[Layout dataset entries]
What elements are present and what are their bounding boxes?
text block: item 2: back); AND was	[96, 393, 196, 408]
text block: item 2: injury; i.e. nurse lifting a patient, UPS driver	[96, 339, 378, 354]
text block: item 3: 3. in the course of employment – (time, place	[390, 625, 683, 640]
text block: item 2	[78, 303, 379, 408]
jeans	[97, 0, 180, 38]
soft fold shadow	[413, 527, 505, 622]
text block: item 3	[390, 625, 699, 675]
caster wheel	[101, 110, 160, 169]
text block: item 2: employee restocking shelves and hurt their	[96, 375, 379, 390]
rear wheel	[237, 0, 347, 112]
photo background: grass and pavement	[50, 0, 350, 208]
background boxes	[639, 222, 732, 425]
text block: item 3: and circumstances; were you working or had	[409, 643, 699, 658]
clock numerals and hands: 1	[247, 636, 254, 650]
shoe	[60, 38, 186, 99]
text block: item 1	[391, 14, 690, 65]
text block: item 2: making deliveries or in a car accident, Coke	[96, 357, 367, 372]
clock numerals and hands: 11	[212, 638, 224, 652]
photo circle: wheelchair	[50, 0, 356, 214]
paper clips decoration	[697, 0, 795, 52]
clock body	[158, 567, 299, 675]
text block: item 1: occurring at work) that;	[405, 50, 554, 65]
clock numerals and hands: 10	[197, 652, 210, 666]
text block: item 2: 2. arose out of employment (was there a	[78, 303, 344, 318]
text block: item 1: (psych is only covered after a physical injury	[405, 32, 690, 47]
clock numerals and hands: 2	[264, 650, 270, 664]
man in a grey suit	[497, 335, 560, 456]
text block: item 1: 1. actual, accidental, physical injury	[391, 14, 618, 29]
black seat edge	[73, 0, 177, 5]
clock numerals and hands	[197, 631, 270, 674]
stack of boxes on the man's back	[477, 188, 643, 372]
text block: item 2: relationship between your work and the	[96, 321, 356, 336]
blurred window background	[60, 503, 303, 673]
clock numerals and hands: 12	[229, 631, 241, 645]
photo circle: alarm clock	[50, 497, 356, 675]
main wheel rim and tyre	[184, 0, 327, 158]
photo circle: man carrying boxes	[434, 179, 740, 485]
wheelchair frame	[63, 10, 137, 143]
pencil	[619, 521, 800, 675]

Given task
Return the data above word for word, from the start through the line that contains "14, 690, 65]".

Answer to this task
What elements are present and what are their bounding boxes?
text block: item 2: back); AND was	[96, 393, 196, 408]
text block: item 2: injury; i.e. nurse lifting a patient, UPS driver	[96, 339, 378, 354]
text block: item 3: 3. in the course of employment – (time, place	[390, 625, 683, 640]
text block: item 2	[78, 303, 379, 408]
jeans	[97, 0, 180, 38]
soft fold shadow	[413, 527, 505, 622]
text block: item 3	[390, 625, 699, 675]
caster wheel	[101, 110, 160, 169]
text block: item 2: employee restocking shelves and hurt their	[96, 375, 379, 390]
rear wheel	[237, 0, 347, 112]
photo background: grass and pavement	[50, 0, 350, 208]
background boxes	[639, 222, 732, 425]
text block: item 3: and circumstances; were you working or had	[409, 643, 699, 658]
clock numerals and hands: 1	[247, 636, 254, 650]
shoe	[60, 38, 186, 99]
text block: item 1	[391, 14, 690, 65]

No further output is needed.